*PROBLEM STATEMENT*: In full and without deviation, write out the entries that follow.

*DATA FOR THIS TASK*:
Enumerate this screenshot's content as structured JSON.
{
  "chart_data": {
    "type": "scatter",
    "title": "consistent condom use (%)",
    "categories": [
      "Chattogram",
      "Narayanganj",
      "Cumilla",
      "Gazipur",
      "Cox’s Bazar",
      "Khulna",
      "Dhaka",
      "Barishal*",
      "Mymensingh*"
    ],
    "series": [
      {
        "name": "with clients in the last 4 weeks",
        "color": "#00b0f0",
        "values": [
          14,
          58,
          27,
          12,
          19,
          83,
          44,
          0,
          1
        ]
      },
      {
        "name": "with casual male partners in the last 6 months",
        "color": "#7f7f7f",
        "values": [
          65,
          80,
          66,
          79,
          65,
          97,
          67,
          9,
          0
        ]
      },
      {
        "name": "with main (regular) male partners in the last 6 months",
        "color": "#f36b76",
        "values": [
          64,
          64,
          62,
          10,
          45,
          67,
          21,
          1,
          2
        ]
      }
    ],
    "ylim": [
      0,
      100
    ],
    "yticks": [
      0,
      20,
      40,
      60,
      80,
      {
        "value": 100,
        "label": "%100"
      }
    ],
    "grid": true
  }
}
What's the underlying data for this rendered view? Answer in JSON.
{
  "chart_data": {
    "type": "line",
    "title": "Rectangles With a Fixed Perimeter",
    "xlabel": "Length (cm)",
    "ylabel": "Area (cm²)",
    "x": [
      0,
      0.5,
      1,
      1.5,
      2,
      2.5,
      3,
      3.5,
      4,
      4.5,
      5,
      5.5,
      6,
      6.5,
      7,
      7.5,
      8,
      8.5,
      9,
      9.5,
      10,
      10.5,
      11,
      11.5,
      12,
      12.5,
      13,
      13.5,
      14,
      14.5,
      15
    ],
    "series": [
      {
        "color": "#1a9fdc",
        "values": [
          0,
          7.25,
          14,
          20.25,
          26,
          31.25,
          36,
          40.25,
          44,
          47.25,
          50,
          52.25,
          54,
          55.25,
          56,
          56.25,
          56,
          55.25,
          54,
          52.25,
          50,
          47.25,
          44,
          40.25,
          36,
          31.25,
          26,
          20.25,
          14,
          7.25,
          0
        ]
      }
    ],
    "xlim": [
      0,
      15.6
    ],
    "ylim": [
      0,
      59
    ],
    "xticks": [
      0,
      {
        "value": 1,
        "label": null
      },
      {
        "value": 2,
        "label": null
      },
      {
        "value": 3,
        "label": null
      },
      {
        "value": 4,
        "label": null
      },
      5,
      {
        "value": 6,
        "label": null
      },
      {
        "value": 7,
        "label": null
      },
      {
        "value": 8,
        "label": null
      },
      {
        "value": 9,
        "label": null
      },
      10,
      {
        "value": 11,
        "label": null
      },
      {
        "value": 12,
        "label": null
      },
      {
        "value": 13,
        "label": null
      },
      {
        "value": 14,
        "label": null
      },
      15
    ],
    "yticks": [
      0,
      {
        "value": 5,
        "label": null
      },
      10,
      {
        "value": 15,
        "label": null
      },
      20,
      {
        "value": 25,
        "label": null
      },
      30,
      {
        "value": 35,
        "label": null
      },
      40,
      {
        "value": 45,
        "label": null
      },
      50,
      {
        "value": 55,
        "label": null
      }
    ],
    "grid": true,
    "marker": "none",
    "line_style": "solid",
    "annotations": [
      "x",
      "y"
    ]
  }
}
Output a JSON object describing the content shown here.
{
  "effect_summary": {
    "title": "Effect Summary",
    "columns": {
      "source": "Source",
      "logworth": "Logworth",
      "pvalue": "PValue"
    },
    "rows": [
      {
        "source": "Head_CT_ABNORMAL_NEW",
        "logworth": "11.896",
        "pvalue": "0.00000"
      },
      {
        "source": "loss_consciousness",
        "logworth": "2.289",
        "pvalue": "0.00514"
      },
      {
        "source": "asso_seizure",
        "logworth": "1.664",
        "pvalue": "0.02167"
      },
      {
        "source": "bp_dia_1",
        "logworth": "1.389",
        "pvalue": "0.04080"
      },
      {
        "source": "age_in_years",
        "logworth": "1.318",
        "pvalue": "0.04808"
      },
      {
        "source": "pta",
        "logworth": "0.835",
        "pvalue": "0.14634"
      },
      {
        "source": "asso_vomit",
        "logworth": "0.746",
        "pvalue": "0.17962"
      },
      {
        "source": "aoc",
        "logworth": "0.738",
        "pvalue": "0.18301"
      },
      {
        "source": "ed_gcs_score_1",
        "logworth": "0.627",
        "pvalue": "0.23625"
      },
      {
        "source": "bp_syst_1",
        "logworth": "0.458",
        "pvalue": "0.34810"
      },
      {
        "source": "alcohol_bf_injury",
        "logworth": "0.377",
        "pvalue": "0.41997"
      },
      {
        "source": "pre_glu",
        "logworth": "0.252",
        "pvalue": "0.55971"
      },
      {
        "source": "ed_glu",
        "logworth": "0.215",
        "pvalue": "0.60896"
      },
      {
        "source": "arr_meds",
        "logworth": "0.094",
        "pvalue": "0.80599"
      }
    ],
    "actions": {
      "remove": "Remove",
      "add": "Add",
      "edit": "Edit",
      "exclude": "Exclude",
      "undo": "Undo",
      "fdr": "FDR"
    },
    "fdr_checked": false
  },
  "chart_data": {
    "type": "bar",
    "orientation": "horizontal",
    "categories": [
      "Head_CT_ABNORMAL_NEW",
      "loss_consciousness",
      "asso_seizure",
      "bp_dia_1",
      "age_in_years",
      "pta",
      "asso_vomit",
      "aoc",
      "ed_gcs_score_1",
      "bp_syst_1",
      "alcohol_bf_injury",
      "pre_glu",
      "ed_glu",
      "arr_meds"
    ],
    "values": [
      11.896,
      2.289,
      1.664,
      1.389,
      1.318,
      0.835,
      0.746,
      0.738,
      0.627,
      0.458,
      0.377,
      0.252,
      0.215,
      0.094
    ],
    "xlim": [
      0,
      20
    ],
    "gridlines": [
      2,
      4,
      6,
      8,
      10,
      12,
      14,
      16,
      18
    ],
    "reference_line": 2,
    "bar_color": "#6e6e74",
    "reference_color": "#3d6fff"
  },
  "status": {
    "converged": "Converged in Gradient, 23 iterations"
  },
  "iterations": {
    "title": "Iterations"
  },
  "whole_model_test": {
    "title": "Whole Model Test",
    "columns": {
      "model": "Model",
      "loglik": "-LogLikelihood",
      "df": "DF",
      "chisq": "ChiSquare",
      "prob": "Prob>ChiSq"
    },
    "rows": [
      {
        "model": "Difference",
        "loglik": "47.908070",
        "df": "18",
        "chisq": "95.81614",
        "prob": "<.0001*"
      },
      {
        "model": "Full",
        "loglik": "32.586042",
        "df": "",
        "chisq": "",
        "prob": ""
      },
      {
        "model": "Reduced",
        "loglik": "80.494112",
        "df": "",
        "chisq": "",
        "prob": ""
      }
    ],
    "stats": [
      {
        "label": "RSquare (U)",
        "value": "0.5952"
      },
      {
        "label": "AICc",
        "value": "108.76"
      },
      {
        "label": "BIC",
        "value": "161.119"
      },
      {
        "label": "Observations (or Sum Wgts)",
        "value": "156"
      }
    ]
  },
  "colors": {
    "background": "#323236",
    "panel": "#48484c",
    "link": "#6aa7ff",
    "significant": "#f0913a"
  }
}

*CORRECT OUTPUT*:
Enumerate this screenshot's content as structured JSON.
{
  "chart_data": {
    "type": "scatter",
    "title": "consistent condom use (%)",
    "categories": [
      "Chattogram",
      "Narayanganj",
      "Cumilla",
      "Gazipur",
      "Cox’s Bazar",
      "Khulna",
      "Dhaka",
      "Barishal*",
      "Mymensingh*"
    ],
    "series": [
      {
        "name": "with clients in the last 4 weeks",
        "color": "#00b0f0",
        "values": [
          14,
          58,
          27,
          12,
          19,
          83,
          44,
          0,
          1
        ]
      },
      {
        "name": "with casual male partners in the last 6 months",
        "color": "#7f7f7f",
        "values": [
          65,
          80,
          66,
          79,
          65,
          97,
          67,
          9,
          0
        ]
      },
      {
        "name": "with main (regular) male partners in the last 6 months",
        "color": "#f36b76",
        "values": [
          64,
          64,
          62,
          10,
          45,
          67,
          21,
          1,
          2
        ]
      }
    ],
    "ylim": [
      0,
      100
    ],
    "yticks": [
      0,
      20,
      40,
      60,
      80,
      {
        "value": 100,
        "label": "%100"
      }
    ],
    "grid": true
  }
}
What's the underlying data for this rendered view? Answer in JSON.
{
  "chart_data": {
    "type": "line",
    "title": "Rectangles With a Fixed Perimeter",
    "xlabel": "Length (cm)",
    "ylabel": "Area (cm²)",
    "x": [
      0,
      0.5,
      1,
      1.5,
      2,
      2.5,
      3,
      3.5,
      4,
      4.5,
      5,
      5.5,
      6,
      6.5,
      7,
      7.5,
      8,
      8.5,
      9,
      9.5,
      10,
      10.5,
      11,
      11.5,
      12,
      12.5,
      13,
      13.5,
      14,
      14.5,
      15
    ],
    "series": [
      {
        "color": "#1a9fdc",
        "values": [
          0,
          7.25,
          14,
          20.25,
          26,
          31.25,
          36,
          40.25,
          44,
          47.25,
          50,
          52.25,
          54,
          55.25,
          56,
          56.25,
          56,
          55.25,
          54,
          52.25,
          50,
          47.25,
          44,
          40.25,
          36,
          31.25,
          26,
          20.25,
          14,
          7.25,
          0
        ]
      }
    ],
    "xlim": [
      0,
      15.6
    ],
    "ylim": [
      0,
      59
    ],
    "xticks": [
      0,
      {
        "value": 1,
        "label": null
      },
      {
        "value": 2,
        "label": null
      },
      {
        "value": 3,
        "label": null
      },
      {
        "value": 4,
        "label": null
      },
      5,
      {
        "value": 6,
        "label": null
      },
      {
        "value": 7,
        "label": null
      },
      {
        "value": 8,
        "label": null
      },
      {
        "value": 9,
        "label": null
      },
      10,
      {
        "value": 11,
        "label": null
      },
      {
        "value": 12,
        "label": null
      },
      {
        "value": 13,
        "label": null
      },
      {
        "value": 14,
        "label": null
      },
      15
    ],
    "yticks": [
      0,
      {
        "value": 5,
        "label": null
      },
      10,
      {
        "value": 15,
        "label": null
      },
      20,
      {
        "value": 25,
        "label": null
      },
      30,
      {
        "value": 35,
        "label": null
      },
      40,
      {
        "value": 45,
        "label": null
      },
      50,
      {
        "value": 55,
        "label": null
      }
    ],
    "grid": true,
    "marker": "none",
    "line_style": "solid",
    "annotations": [
      "x",
      "y"
    ]
  }
}
Output a JSON object describing the content shown here.
{
  "effect_summary": {
    "title": "Effect Summary",
    "columns": {
      "source": "Source",
      "logworth": "Logworth",
      "pvalue": "PValue"
    },
    "rows": [
      {
        "source": "Head_CT_ABNORMAL_NEW",
        "logworth": "11.896",
        "pvalue": "0.00000"
      },
      {
        "source": "loss_consciousness",
        "logworth": "2.289",
        "pvalue": "0.00514"
      },
      {
        "source": "asso_seizure",
        "logworth": "1.664",
        "pvalue": "0.02167"
      },
      {
        "source": "bp_dia_1",
        "logworth": "1.389",
        "pvalue": "0.04080"
      },
      {
        "source": "age_in_years",
        "logworth": "1.318",
        "pvalue": "0.04808"
      },
      {
        "source": "pta",
        "logworth": "0.835",
        "pvalue": "0.14634"
      },
      {
        "source": "asso_vomit",
        "logworth": "0.746",
        "pvalue": "0.17962"
      },
      {
        "source": "aoc",
        "logworth": "0.738",
        "pvalue": "0.18301"
      },
      {
        "source": "ed_gcs_score_1",
        "logworth": "0.627",
        "pvalue": "0.23625"
      },
      {
        "source": "bp_syst_1",
        "logworth": "0.458",
        "pvalue": "0.34810"
      },
      {
        "source": "alcohol_bf_injury",
        "logworth": "0.377",
        "pvalue": "0.41997"
      },
      {
        "source": "pre_glu",
        "logworth": "0.252",
        "pvalue": "0.55971"
      },
      {
        "source": "ed_glu",
        "logworth": "0.215",
        "pvalue": "0.60896"
      },
      {
        "source": "arr_meds",
        "logworth": "0.094",
        "pvalue": "0.80599"
      }
    ],
    "actions": {
      "remove": "Remove",
      "add": "Add",
      "edit": "Edit",
      "exclude": "Exclude",
      "undo": "Undo",
      "fdr": "FDR"
    },
    "fdr_checked": false
  },
  "chart_data": {
    "type": "bar",
    "orientation": "horizontal",
    "categories": [
      "Head_CT_ABNORMAL_NEW",
      "loss_consciousness",
      "asso_seizure",
      "bp_dia_1",
      "age_in_years",
      "pta",
      "asso_vomit",
      "aoc",
      "ed_gcs_score_1",
      "bp_syst_1",
      "alcohol_bf_injury",
      "pre_glu",
      "ed_glu",
      "arr_meds"
    ],
    "values": [
      11.896,
      2.289,
      1.664,
      1.389,
      1.318,
      0.835,
      0.746,
      0.738,
      0.627,
      0.458,
      0.377,
      0.252,
      0.215,
      0.094
    ],
    "xlim": [
      0,
      20
    ],
    "gridlines": [
      2,
      4,
      6,
      8,
      10,
      12,
      14,
      16,
      18
    ],
    "reference_line": 2,
    "bar_color": "#6e6e74",
    "reference_color": "#3d6fff"
  },
  "status": {
    "converged": "Converged in Gradient, 23 iterations"
  },
  "iterations": {
    "title": "Iterations"
  },
  "whole_model_test": {
    "title": "Whole Model Test",
    "columns": {
      "model": "Model",
      "loglik": "-LogLikelihood",
      "df": "DF",
      "chisq": "ChiSquare",
      "prob": "Prob>ChiSq"
    },
    "rows": [
      {
        "model": "Difference",
        "loglik": "47.908070",
        "df": "18",
        "chisq": "95.81614",
        "prob": "<.0001*"
      },
      {
        "model": "Full",
        "loglik": "32.586042",
        "df": "",
        "chisq": "",
        "prob": ""
      },
      {
        "model": "Reduced",
        "loglik": "80.494112",
        "df": "",
        "chisq": "",
        "prob": ""
      }
    ],
    "stats": [
      {
        "label": "RSquare (U)",
        "value": "0.5952"
      },
      {
        "label": "AICc",
        "value": "108.76"
      },
      {
        "label": "BIC",
        "value": "161.119"
      },
      {
        "label": "Observations (or Sum Wgts)",
        "value": "156"
      }
    ]
  },
  "colors": {
    "background": "#323236",
    "panel": "#48484c",
    "link": "#6aa7ff",
    "significant": "#f0913a"
  }
}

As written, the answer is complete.